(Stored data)
[start]
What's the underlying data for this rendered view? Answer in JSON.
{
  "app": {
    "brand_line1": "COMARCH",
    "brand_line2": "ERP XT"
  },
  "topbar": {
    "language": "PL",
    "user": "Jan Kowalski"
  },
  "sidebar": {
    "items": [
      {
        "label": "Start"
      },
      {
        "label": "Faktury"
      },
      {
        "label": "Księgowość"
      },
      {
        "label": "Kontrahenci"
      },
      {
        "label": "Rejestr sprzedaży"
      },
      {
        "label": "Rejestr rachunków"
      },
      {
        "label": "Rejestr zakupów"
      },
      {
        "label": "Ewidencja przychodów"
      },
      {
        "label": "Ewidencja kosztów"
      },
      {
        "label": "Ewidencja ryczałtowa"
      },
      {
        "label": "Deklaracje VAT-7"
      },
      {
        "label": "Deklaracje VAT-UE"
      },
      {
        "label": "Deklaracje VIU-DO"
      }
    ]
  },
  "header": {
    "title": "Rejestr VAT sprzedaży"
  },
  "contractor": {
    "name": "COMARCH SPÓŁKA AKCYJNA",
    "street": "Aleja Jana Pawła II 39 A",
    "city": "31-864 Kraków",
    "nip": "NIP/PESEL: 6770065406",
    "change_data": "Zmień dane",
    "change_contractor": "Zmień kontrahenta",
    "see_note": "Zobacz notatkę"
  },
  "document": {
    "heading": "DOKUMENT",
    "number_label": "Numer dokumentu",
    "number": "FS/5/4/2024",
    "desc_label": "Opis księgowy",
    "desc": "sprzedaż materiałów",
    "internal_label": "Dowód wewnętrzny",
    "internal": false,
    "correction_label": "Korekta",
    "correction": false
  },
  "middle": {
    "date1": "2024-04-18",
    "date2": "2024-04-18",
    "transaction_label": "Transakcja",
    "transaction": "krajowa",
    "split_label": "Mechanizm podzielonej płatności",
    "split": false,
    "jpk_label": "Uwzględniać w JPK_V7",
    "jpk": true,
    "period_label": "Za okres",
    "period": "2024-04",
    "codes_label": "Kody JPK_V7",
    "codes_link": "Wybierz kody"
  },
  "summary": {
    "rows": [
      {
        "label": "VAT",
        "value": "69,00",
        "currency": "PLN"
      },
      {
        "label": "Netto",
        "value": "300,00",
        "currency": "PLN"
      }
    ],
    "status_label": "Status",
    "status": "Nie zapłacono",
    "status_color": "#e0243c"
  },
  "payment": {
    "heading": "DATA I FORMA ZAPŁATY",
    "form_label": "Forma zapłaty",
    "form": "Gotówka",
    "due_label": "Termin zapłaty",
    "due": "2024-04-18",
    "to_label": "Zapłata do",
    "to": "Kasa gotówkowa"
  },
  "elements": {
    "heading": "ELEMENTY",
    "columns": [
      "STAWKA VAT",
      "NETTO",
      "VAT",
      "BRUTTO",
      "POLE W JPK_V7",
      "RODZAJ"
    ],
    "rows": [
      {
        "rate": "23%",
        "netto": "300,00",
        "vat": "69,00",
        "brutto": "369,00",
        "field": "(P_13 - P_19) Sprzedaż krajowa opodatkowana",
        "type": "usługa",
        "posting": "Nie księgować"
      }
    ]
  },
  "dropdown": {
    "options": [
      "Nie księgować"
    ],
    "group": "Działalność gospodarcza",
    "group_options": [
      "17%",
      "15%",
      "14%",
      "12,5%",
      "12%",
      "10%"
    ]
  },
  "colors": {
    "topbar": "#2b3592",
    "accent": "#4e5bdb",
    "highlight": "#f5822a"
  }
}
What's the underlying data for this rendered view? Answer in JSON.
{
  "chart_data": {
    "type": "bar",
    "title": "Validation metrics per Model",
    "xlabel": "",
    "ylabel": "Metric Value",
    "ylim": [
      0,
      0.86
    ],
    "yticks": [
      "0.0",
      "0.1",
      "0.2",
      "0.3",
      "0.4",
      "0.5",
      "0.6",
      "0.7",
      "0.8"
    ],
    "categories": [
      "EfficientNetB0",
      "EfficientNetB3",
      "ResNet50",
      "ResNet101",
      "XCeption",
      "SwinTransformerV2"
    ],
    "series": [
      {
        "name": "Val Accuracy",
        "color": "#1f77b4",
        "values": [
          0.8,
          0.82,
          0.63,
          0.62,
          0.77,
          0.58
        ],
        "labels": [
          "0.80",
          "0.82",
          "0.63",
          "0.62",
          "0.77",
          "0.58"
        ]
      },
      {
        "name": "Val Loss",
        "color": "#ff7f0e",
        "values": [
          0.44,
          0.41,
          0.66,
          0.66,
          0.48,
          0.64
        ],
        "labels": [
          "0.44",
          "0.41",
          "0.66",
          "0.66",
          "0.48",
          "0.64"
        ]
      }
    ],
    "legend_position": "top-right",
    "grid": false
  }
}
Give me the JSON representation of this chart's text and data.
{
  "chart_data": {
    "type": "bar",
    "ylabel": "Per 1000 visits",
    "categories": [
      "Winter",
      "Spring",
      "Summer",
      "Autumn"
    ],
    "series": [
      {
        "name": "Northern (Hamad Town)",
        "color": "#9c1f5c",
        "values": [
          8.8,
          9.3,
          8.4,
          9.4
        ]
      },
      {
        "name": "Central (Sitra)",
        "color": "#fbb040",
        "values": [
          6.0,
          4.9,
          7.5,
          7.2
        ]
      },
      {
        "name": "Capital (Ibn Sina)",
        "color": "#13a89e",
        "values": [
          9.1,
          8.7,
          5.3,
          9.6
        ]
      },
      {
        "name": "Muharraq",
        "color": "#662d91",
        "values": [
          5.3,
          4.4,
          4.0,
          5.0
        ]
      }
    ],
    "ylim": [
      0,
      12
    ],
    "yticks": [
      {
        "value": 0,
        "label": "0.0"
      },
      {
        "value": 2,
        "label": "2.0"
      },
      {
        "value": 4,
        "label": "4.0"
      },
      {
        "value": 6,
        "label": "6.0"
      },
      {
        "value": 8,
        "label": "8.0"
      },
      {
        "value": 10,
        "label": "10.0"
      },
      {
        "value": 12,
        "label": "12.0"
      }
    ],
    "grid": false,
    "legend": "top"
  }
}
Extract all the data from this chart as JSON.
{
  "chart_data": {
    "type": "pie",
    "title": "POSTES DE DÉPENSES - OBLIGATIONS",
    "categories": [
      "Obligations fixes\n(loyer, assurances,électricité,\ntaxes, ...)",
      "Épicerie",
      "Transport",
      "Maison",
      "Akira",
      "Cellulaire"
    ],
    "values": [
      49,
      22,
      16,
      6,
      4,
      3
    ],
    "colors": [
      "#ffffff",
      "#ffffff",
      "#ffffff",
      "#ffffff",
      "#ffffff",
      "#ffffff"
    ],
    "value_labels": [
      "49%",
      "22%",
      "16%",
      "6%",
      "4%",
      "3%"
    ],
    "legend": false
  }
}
[end]
**Task goal**
Give back the whole listing, word for word.

**Exercise solution**
What's the underlying data for this rendered view? Answer in JSON.
{
  "app": {
    "brand_line1": "COMARCH",
    "brand_line2": "ERP XT"
  },
  "topbar": {
    "language": "PL",
    "user": "Jan Kowalski"
  },
  "sidebar": {
    "items": [
      {
        "label": "Start"
      },
      {
        "label": "Faktury"
      },
      {
        "label": "Księgowość"
      },
      {
        "label": "Kontrahenci"
      },
      {
        "label": "Rejestr sprzedaży"
      },
      {
        "label": "Rejestr rachunków"
      },
      {
        "label": "Rejestr zakupów"
      },
      {
        "label": "Ewidencja przychodów"
      },
      {
        "label": "Ewidencja kosztów"
      },
      {
        "label": "Ewidencja ryczałtowa"
      },
      {
        "label": "Deklaracje VAT-7"
      },
      {
        "label": "Deklaracje VAT-UE"
      },
      {
        "label": "Deklaracje VIU-DO"
      }
    ]
  },
  "header": {
    "title": "Rejestr VAT sprzedaży"
  },
  "contractor": {
    "name": "COMARCH SPÓŁKA AKCYJNA",
    "street": "Aleja Jana Pawła II 39 A",
    "city": "31-864 Kraków",
    "nip": "NIP/PESEL: 6770065406",
    "change_data": "Zmień dane",
    "change_contractor": "Zmień kontrahenta",
    "see_note": "Zobacz notatkę"
  },
  "document": {
    "heading": "DOKUMENT",
    "number_label": "Numer dokumentu",
    "number": "FS/5/4/2024",
    "desc_label": "Opis księgowy",
    "desc": "sprzedaż materiałów",
    "internal_label": "Dowód wewnętrzny",
    "internal": false,
    "correction_label": "Korekta",
    "correction": false
  },
  "middle": {
    "date1": "2024-04-18",
    "date2": "2024-04-18",
    "transaction_label": "Transakcja",
    "transaction": "krajowa",
    "split_label": "Mechanizm podzielonej płatności",
    "split": false,
    "jpk_label": "Uwzględniać w JPK_V7",
    "jpk": true,
    "period_label": "Za okres",
    "period": "2024-04",
    "codes_label": "Kody JPK_V7",
    "codes_link": "Wybierz kody"
  },
  "summary": {
    "rows": [
      {
        "label": "VAT",
        "value": "69,00",
        "currency": "PLN"
      },
      {
        "label": "Netto",
        "value": "300,00",
        "currency": "PLN"
      }
    ],
    "status_label": "Status",
    "status": "Nie zapłacono",
    "status_color": "#e0243c"
  },
  "payment": {
    "heading": "DATA I FORMA ZAPŁATY",
    "form_label": "Forma zapłaty",
    "form": "Gotówka",
    "due_label": "Termin zapłaty",
    "due": "2024-04-18",
    "to_label": "Zapłata do",
    "to": "Kasa gotówkowa"
  },
  "elements": {
    "heading": "ELEMENTY",
    "columns": [
      "STAWKA VAT",
      "NETTO",
      "VAT",
      "BRUTTO",
      "POLE W JPK_V7",
      "RODZAJ"
    ],
    "rows": [
      {
        "rate": "23%",
        "netto": "300,00",
        "vat": "69,00",
        "brutto": "369,00",
        "field": "(P_13 - P_19) Sprzedaż krajowa opodatkowana",
        "type": "usługa",
        "posting": "Nie księgować"
      }
    ]
  },
  "dropdown": {
    "options": [
      "Nie księgować"
    ],
    "group": "Działalność gospodarcza",
    "group_options": [
      "17%",
      "15%",
      "14%",
      "12,5%",
      "12%",
      "10%"
    ]
  },
  "colors": {
    "topbar": "#2b3592",
    "accent": "#4e5bdb",
    "highlight": "#f5822a"
  }
}
What's the underlying data for this rendered view? Answer in JSON.
{
  "chart_data": {
    "type": "bar",
    "title": "Validation metrics per Model",
    "xlabel": "",
    "ylabel": "Metric Value",
    "ylim": [
      0,
      0.86
    ],
    "yticks": [
      "0.0",
      "0.1",
      "0.2",
      "0.3",
      "0.4",
      "0.5",
      "0.6",
      "0.7",
      "0.8"
    ],
    "categories": [
      "EfficientNetB0",
      "EfficientNetB3",
      "ResNet50",
      "ResNet101",
      "XCeption",
      "SwinTransformerV2"
    ],
    "series": [
      {
        "name": "Val Accuracy",
        "color": "#1f77b4",
        "values": [
          0.8,
          0.82,
          0.63,
          0.62,
          0.77,
          0.58
        ],
        "labels": [
          "0.80",
          "0.82",
          "0.63",
          "0.62",
          "0.77",
          "0.58"
        ]
      },
      {
        "name": "Val Loss",
        "color": "#ff7f0e",
        "values": [
          0.44,
          0.41,
          0.66,
          0.66,
          0.48,
          0.64
        ],
        "labels": [
          "0.44",
          "0.41",
          "0.66",
          "0.66",
          "0.48",
          "0.64"
        ]
      }
    ],
    "legend_position": "top-right",
    "grid": false
  }
}
Give me the JSON representation of this chart's text and data.
{
  "chart_data": {
    "type": "bar",
    "ylabel": "Per 1000 visits",
    "categories": [
      "Winter",
      "Spring",
      "Summer",
      "Autumn"
    ],
    "series": [
      {
        "name": "Northern (Hamad Town)",
        "color": "#9c1f5c",
        "values": [
          8.8,
          9.3,
          8.4,
          9.4
        ]
      },
      {
        "name": "Central (Sitra)",
        "color": "#fbb040",
        "values": [
          6.0,
          4.9,
          7.5,
          7.2
        ]
      },
      {
        "name": "Capital (Ibn Sina)",
        "color": "#13a89e",
        "values": [
          9.1,
          8.7,
          5.3,
          9.6
        ]
      },
      {
        "name": "Muharraq",
        "color": "#662d91",
        "values": [
          5.3,
          4.4,
          4.0,
          5.0
        ]
      }
    ],
    "ylim": [
      0,
      12
    ],
    "yticks": [
      {
        "value": 0,
        "label": "0.0"
      },
      {
        "value": 2,
        "label": "2.0"
      },
      {
        "value": 4,
        "label": "4.0"
      },
      {
        "value": 6,
        "label": "6.0"
      },
      {
        "value": 8,
        "label": "8.0"
      },
      {
        "value": 10,
        "label": "10.0"
      },
      {
        "value": 12,
        "label": "12.0"
      }
    ],
    "grid": false,
    "legend": "top"
  }
}
Extract all the data from this chart as JSON.
{
  "chart_data": {
    "type": "pie",
    "title": "POSTES DE DÉPENSES - OBLIGATIONS",
    "categories": [
      "Obligations fixes\n(loyer, assurances,électricité,\ntaxes, ...)",
      "Épicerie",
      "Transport",
      "Maison",
      "Akira",
      "Cellulaire"
    ],
    "values": [
      49,
      22,
      16,
      6,
      4,
      3
    ],
    "colors": [
      "#ffffff",
      "#ffffff",
      "#ffffff",
      "#ffffff",
      "#ffffff",
      "#ffffff"
    ],
    "value_labels": [
      "49%",
      "22%",
      "16%",
      "6%",
      "4%",
      "3%"
    ],
    "legend": false
  }
}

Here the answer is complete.